Records supplied.
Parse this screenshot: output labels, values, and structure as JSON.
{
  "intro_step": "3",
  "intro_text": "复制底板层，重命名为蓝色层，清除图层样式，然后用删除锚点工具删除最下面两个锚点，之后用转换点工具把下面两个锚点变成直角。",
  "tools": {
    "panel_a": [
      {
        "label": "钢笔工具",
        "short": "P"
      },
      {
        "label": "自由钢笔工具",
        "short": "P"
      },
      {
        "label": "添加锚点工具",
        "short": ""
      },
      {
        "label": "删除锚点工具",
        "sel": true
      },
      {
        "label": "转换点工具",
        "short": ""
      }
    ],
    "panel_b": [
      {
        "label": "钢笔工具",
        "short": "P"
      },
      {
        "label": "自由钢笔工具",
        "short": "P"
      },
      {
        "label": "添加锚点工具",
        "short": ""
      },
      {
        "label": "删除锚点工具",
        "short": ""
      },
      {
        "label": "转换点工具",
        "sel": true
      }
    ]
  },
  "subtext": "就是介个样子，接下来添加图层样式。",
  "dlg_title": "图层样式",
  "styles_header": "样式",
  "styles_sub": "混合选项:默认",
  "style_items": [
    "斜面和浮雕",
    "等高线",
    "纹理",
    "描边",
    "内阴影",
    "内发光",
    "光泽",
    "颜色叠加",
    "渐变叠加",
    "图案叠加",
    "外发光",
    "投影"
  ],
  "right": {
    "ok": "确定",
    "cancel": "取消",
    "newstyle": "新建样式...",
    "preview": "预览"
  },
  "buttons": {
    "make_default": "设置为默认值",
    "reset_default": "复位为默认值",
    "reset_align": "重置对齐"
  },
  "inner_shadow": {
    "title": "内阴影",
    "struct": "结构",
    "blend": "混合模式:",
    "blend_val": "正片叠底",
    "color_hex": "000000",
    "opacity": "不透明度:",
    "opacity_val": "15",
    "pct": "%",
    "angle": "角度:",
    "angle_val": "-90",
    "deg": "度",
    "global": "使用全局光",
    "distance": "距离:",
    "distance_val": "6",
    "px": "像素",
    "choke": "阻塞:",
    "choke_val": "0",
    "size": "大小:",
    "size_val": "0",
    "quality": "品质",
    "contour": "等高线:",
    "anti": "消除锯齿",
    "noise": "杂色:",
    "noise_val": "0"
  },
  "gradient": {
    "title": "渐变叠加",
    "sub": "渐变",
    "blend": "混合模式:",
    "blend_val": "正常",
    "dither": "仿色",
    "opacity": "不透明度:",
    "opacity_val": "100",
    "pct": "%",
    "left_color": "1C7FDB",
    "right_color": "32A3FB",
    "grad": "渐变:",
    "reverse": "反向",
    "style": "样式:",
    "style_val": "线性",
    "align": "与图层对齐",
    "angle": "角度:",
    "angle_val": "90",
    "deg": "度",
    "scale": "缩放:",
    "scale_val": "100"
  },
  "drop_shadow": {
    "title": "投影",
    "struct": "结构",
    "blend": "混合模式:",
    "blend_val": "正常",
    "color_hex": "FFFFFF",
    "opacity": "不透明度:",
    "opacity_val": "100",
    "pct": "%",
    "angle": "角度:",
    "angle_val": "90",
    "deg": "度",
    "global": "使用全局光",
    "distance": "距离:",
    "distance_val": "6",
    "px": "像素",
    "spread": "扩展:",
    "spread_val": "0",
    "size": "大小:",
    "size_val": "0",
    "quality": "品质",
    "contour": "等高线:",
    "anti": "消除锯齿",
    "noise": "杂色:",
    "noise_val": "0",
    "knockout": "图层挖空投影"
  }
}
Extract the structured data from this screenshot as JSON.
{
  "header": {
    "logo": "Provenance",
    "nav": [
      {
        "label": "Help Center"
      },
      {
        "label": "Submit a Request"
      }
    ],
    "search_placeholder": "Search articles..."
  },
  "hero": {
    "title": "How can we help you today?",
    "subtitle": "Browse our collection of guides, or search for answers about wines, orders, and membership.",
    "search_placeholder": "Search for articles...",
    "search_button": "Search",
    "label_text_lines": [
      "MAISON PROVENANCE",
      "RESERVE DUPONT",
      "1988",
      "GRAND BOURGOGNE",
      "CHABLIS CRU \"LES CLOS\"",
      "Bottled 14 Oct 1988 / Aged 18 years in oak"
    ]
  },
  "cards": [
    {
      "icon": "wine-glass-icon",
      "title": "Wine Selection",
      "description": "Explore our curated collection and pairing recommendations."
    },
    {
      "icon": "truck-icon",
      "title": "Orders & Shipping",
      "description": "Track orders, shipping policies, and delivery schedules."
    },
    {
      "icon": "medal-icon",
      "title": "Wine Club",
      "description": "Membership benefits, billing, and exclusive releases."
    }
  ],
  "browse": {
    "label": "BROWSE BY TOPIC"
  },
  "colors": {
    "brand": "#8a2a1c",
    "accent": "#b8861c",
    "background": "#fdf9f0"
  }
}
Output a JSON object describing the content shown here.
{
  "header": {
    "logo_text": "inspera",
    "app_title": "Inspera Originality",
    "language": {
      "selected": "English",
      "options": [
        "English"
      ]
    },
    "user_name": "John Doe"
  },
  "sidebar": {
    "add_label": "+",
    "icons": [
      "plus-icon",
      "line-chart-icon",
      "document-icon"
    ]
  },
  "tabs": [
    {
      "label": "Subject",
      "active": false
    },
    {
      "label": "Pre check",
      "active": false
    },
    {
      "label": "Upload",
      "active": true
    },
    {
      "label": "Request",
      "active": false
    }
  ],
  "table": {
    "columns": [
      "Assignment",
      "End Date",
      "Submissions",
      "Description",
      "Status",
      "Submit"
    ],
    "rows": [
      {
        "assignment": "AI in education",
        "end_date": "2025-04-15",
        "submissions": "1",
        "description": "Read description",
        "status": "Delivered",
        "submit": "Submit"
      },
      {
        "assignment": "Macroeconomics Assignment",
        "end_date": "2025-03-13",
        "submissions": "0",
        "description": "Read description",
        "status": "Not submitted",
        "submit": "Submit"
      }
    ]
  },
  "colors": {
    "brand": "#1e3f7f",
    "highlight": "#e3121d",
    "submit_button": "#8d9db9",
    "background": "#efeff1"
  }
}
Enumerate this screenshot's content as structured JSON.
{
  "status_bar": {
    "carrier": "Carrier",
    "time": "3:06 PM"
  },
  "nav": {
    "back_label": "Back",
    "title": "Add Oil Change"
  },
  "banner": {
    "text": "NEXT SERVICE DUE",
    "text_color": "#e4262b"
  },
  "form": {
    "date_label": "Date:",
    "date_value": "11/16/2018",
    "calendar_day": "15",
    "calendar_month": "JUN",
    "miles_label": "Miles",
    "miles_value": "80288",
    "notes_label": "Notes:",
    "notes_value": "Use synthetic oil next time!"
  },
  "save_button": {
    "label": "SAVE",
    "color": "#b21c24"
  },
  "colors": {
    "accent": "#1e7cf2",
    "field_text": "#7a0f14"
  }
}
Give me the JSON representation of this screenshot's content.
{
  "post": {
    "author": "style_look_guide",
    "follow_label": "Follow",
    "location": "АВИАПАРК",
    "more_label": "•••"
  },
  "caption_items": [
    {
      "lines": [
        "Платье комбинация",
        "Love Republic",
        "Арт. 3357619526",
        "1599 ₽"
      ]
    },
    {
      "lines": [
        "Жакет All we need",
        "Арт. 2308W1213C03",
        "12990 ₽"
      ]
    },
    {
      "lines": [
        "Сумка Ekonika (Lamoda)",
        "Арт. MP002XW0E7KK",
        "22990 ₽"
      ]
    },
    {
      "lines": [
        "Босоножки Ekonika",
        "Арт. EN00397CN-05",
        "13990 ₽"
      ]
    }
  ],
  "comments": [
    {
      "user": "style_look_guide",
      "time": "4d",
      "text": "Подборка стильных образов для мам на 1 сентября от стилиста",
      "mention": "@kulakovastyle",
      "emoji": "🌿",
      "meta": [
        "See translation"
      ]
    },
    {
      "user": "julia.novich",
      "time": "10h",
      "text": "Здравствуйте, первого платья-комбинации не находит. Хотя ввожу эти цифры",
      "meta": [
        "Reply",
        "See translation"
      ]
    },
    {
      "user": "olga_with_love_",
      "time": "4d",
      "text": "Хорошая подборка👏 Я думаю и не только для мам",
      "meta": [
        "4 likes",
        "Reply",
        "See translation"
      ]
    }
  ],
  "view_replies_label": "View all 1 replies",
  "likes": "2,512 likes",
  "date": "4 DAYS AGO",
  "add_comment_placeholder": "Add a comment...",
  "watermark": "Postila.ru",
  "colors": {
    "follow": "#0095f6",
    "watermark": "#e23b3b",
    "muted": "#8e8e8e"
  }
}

Work instructions. Reproduce each line from the records that contains the word "this".

Task result.
Parse this screenshot: output labels, values, and structure as JSON.
Extract the structured data from this screenshot as JSON.
Enumerate this screenshot's content as structured JSON.
Give me the JSON representation of this screenshot's content.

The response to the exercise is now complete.